> TO DO
Identify the lines that contain the word "title" and copy each one.

--- Start of RAW RECORDS ---

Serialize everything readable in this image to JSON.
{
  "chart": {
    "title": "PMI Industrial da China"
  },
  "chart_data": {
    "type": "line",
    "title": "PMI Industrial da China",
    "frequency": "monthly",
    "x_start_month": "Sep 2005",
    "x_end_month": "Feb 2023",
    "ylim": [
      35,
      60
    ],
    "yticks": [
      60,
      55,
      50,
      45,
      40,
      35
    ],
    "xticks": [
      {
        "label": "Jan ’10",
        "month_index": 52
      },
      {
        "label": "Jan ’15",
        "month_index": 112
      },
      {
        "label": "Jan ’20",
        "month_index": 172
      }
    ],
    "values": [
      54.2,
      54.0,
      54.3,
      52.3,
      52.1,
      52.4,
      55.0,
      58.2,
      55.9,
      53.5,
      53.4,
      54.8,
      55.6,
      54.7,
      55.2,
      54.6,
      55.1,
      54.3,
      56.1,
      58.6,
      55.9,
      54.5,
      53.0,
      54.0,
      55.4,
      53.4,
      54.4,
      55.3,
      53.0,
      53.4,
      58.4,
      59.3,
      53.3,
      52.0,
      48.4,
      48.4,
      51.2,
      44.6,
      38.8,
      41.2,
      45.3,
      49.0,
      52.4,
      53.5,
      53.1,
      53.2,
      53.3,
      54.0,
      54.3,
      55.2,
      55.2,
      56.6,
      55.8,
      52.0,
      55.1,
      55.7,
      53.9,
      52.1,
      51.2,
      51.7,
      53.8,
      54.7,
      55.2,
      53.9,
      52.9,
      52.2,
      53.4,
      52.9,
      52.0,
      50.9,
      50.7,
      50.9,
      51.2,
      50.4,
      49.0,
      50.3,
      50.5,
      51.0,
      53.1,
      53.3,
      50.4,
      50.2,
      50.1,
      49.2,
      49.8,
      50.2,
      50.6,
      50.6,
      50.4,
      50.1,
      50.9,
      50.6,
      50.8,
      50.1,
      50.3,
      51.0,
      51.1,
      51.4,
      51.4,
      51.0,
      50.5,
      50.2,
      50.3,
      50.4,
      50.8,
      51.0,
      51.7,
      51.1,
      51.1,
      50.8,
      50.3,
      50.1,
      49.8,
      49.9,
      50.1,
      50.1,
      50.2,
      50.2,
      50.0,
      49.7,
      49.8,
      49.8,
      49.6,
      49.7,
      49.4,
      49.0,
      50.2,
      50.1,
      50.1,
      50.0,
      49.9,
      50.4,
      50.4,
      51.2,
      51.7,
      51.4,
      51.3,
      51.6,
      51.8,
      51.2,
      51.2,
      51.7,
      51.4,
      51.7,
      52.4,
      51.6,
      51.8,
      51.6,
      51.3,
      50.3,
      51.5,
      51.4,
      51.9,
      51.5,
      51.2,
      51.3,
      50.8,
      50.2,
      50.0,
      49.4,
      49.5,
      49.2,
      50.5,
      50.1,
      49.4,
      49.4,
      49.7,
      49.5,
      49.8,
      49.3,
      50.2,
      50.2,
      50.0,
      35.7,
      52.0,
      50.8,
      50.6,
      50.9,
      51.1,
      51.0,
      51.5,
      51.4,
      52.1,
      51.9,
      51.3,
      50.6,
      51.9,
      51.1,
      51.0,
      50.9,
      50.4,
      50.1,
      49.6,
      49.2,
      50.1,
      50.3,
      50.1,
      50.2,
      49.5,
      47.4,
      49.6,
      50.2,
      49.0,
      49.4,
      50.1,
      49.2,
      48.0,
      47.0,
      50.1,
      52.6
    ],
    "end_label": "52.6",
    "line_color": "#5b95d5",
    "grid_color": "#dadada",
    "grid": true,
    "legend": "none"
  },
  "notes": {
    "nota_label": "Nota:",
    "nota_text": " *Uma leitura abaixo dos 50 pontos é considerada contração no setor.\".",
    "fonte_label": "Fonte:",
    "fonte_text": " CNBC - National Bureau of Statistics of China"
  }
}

--- End of RAW RECORDS ---

> THE RESULT
    "title": "PMI Industrial da China"
    "title": "PMI Industrial da China",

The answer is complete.